### Rows from a dataset
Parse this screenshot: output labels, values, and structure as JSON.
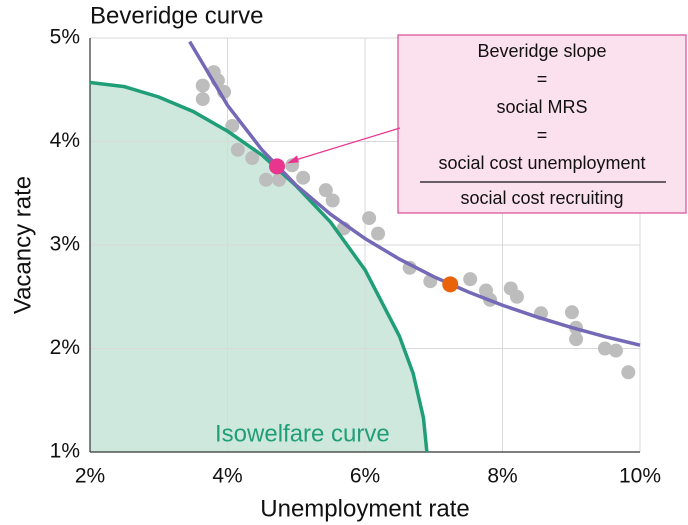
{
  "chart_data": {
    "type": "scatter",
    "xlabel": "Unemployment rate",
    "ylabel": "Vacancy rate",
    "xlim": [
      2,
      10
    ],
    "ylim": [
      1,
      5
    ],
    "xticks": [
      {
        "value": 2,
        "label": "2%"
      },
      {
        "value": 4,
        "label": "4%"
      },
      {
        "value": 6,
        "label": "6%"
      },
      {
        "value": 8,
        "label": "8%"
      },
      {
        "value": 10,
        "label": "10%"
      }
    ],
    "yticks": [
      {
        "value": 1,
        "label": "1%"
      },
      {
        "value": 2,
        "label": "2%"
      },
      {
        "value": 3,
        "label": "3%"
      },
      {
        "value": 4,
        "label": "4%"
      },
      {
        "value": 5,
        "label": "5%"
      }
    ],
    "grid": true,
    "points": {
      "color": "#bdbdbd",
      "x": [
        3.64,
        3.8,
        3.86,
        3.64,
        3.95,
        4.07,
        4.15,
        4.36,
        4.56,
        4.75,
        4.94,
        5.1,
        5.43,
        5.53,
        5.69,
        6.06,
        6.19,
        6.65,
        6.95,
        7.53,
        7.76,
        7.82,
        8.12,
        8.21,
        8.56,
        9.01,
        9.07,
        9.07,
        9.49,
        9.65,
        9.83
      ],
      "y": [
        4.54,
        4.67,
        4.59,
        4.41,
        4.48,
        4.15,
        3.92,
        3.84,
        3.63,
        3.63,
        3.77,
        3.65,
        3.53,
        3.43,
        3.16,
        3.26,
        3.11,
        2.78,
        2.65,
        2.67,
        2.56,
        2.47,
        2.58,
        2.5,
        2.34,
        2.35,
        2.2,
        2.09,
        2.0,
        1.98,
        1.77
      ]
    },
    "beveridge_curve": {
      "label": "Beveridge curve",
      "color": "#7469b6",
      "x": [
        3.45,
        4,
        4.5,
        5,
        5.5,
        6,
        6.5,
        7,
        7.5,
        8,
        8.5,
        9,
        9.5,
        10
      ],
      "y": [
        4.965,
        4.35,
        3.92,
        3.577,
        3.296,
        3.062,
        2.864,
        2.694,
        2.547,
        2.418,
        2.305,
        2.204,
        2.113,
        2.032
      ]
    },
    "isowelfare_curve": {
      "label": "Isowelfare curve",
      "color": "#1f9e77",
      "fill": "#cfe8de",
      "x": [
        2,
        2.5,
        3,
        3.5,
        4,
        4.5,
        5,
        5.5,
        6,
        6.5,
        6.7,
        6.85,
        6.9
      ],
      "y": [
        4.57,
        4.53,
        4.43,
        4.29,
        4.1,
        3.87,
        3.57,
        3.22,
        2.76,
        2.12,
        1.76,
        1.33,
        1.0
      ]
    },
    "highlights": [
      {
        "x": 4.72,
        "y": 3.76,
        "color": "#e8368f"
      },
      {
        "x": 7.24,
        "y": 2.62,
        "color": "#e8630a"
      }
    ],
    "callout": {
      "lines": [
        "Beveridge slope",
        "=",
        "social MRS",
        "=",
        "social cost unemployment",
        "social cost recruiting"
      ]
    }
  }
}
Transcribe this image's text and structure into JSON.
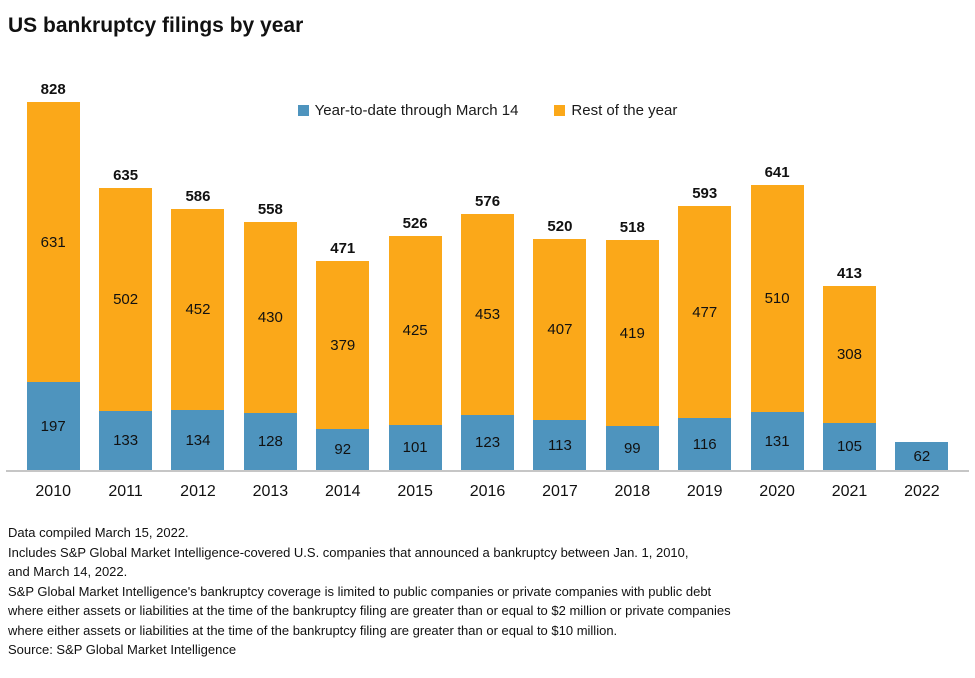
{
  "title": "US bankruptcy filings by year",
  "legend": {
    "items": [
      {
        "label": "Year-to-date through March 14",
        "color": "#4E94BE"
      },
      {
        "label": "Rest of the year",
        "color": "#FBA819"
      }
    ]
  },
  "chart_data": {
    "type": "bar",
    "stacked": true,
    "title": "US bankruptcy filings by year",
    "categories": [
      "2010",
      "2011",
      "2012",
      "2013",
      "2014",
      "2015",
      "2016",
      "2017",
      "2018",
      "2019",
      "2020",
      "2021",
      "2022"
    ],
    "series": [
      {
        "name": "Year-to-date through March 14",
        "color": "#4E94BE",
        "values": [
          197,
          133,
          134,
          128,
          92,
          101,
          123,
          113,
          99,
          116,
          131,
          105,
          62
        ]
      },
      {
        "name": "Rest of the year",
        "color": "#FBA819",
        "values": [
          631,
          502,
          452,
          430,
          379,
          425,
          453,
          407,
          419,
          477,
          510,
          308,
          0
        ]
      }
    ],
    "totals": [
      828,
      635,
      586,
      558,
      471,
      526,
      576,
      520,
      518,
      593,
      641,
      413,
      62
    ],
    "ylim": [
      0,
      828
    ],
    "grid": false,
    "legend_position": "top-center",
    "data_labels": true,
    "axis_line_color": "#C6C6C6"
  },
  "footnotes": [
    "Data compiled March 15, 2022.",
    "Includes S&P Global Market Intelligence-covered U.S. companies that announced a bankruptcy between Jan. 1, 2010,",
    "and March 14, 2022.",
    "S&P Global Market Intelligence's bankruptcy coverage is limited to public companies or private companies with public debt",
    "where either assets or liabilities at the time of the bankruptcy filing are greater than or equal to $2 million or private companies",
    "where either assets or liabilities at the time of the bankruptcy filing are greater than or equal to $10 million.",
    "Source: S&P Global Market Intelligence"
  ]
}
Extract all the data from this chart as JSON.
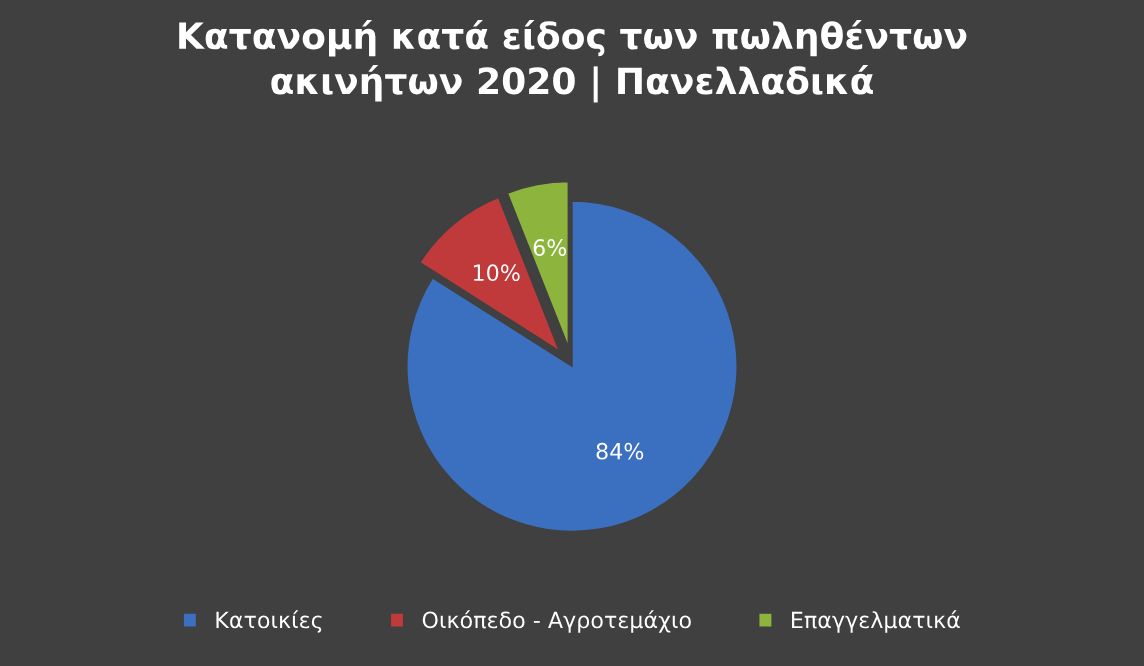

### SET EXERCISE
Collect every line with the string "social" from the records, and copy each.

### FULL OUTPUT
        "social MRS",
        "social cost unemployment",
        "social cost recruiting"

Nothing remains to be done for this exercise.